▸ **GIVEN ENTRIES**:
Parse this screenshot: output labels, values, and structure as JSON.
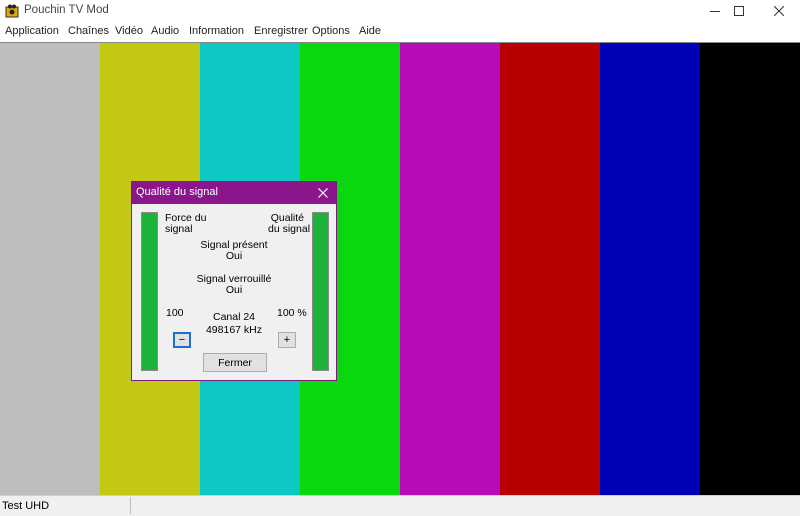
{
  "window": {
    "title": "Pouchin TV Mod",
    "controls": {
      "minimize": "—",
      "maximize": "☐",
      "close": "✕"
    }
  },
  "menu": [
    "Application",
    "Chaînes",
    "Vidéo",
    "Audio",
    "Information",
    "Enregistrer",
    "Options",
    "Aide"
  ],
  "color_bars": [
    "#bebebe",
    "#c3c913",
    "#0bc8c2",
    "#0ad80f",
    "#b80cbb",
    "#b90000",
    "#0000b9",
    "#000000"
  ],
  "dialog": {
    "title": "Qualité du signal",
    "left_label": [
      "Force du",
      "signal"
    ],
    "right_label": [
      "Qualité",
      "du signal"
    ],
    "signal_present_label": "Signal présent",
    "signal_present_value": "Oui",
    "signal_locked_label": "Signal verrouillé",
    "signal_locked_value": "Oui",
    "strength_value": "100",
    "quality_value": "100 %",
    "channel": "Canal 24",
    "frequency": "498167 kHz",
    "minus": "−",
    "plus": "+",
    "close_button": "Fermer",
    "meter_color": "#1db33b",
    "title_color": "#8b168b",
    "strength_level": 1.0,
    "quality_level": 1.0
  },
  "status": {
    "text": "Test UHD"
  }
}
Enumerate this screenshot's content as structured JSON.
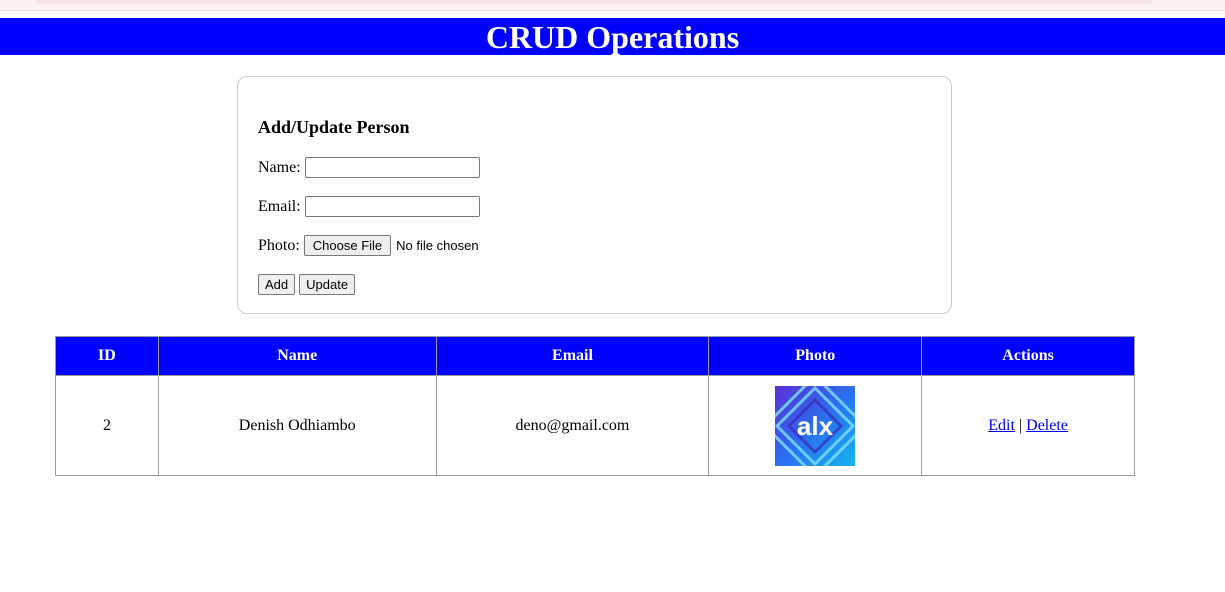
{
  "header": {
    "title": "CRUD Operations"
  },
  "form": {
    "title": "Add/Update Person",
    "name_label": "Name:",
    "name_value": "",
    "email_label": "Email:",
    "email_value": "",
    "photo_label": "Photo:",
    "choose_file_label": "Choose File",
    "file_status": "No file chosen",
    "add_label": "Add",
    "update_label": "Update"
  },
  "table": {
    "headers": [
      "ID",
      "Name",
      "Email",
      "Photo",
      "Actions"
    ],
    "rows": [
      {
        "id": "2",
        "name": "Denish Odhiambo",
        "email": "deno@gmail.com",
        "photo_logo": "alx",
        "edit_label": "Edit",
        "separator": "|",
        "delete_label": "Delete"
      }
    ]
  },
  "colors": {
    "header_bg": "#0000ff",
    "table_header_bg": "#0000ff",
    "link": "#0000ee"
  }
}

▸ **OBJECTIVE**:
Omit the pictures, then quote the rest of the material above exactly.

▸ **OUTPUT OF THE EXERCISE**:
Parse this screenshot: output labels, values, and structure as JSON.
{
  "window": {
    "title": "Pouchin TV Mod",
    "controls": {
      "minimize": "—",
      "maximize": "☐",
      "close": "✕"
    }
  },
  "menu": [
    "Application",
    "Chaînes",
    "Vidéo",
    "Audio",
    "Information",
    "Enregistrer",
    "Options",
    "Aide"
  ],
  "color_bars": [
    "#bebebe",
    "#c3c913",
    "#0bc8c2",
    "#0ad80f",
    "#b80cbb",
    "#b90000",
    "#0000b9",
    "#000000"
  ],
  "dialog": {
    "title": "Qualité du signal",
    "left_label": [
      "Force du",
      "signal"
    ],
    "right_label": [
      "Qualité",
      "du signal"
    ],
    "signal_present_label": "Signal présent",
    "signal_present_value": "Oui",
    "signal_locked_label": "Signal verrouillé",
    "signal_locked_value": "Oui",
    "strength_value": "100",
    "quality_value": "100 %",
    "channel": "Canal 24",
    "frequency": "498167 kHz",
    "minus": "−",
    "plus": "+",
    "close_button": "Fermer",
    "meter_color": "#1db33b",
    "title_color": "#8b168b",
    "strength_level": 1.0,
    "quality_level": 1.0
  },
  "status": {
    "text": "Test UHD"
  }
}
Enumerate this screenshot's content as structured JSON.
{
  "header": {
    "title": "CRUD Operations"
  },
  "form": {
    "title": "Add/Update Person",
    "name_label": "Name:",
    "name_value": "",
    "email_label": "Email:",
    "email_value": "",
    "photo_label": "Photo:",
    "choose_file_label": "Choose File",
    "file_status": "No file chosen",
    "add_label": "Add",
    "update_label": "Update"
  },
  "table": {
    "headers": [
      "ID",
      "Name",
      "Email",
      "Photo",
      "Actions"
    ],
    "rows": [
      {
        "id": "2",
        "name": "Denish Odhiambo",
        "email": "deno@gmail.com",
        "photo_logo": "alx",
        "edit_label": "Edit",
        "separator": "|",
        "delete_label": "Delete"
      }
    ]
  },
  "colors": {
    "header_bg": "#0000ff",
    "table_header_bg": "#0000ff",
    "link": "#0000ee"
  }
}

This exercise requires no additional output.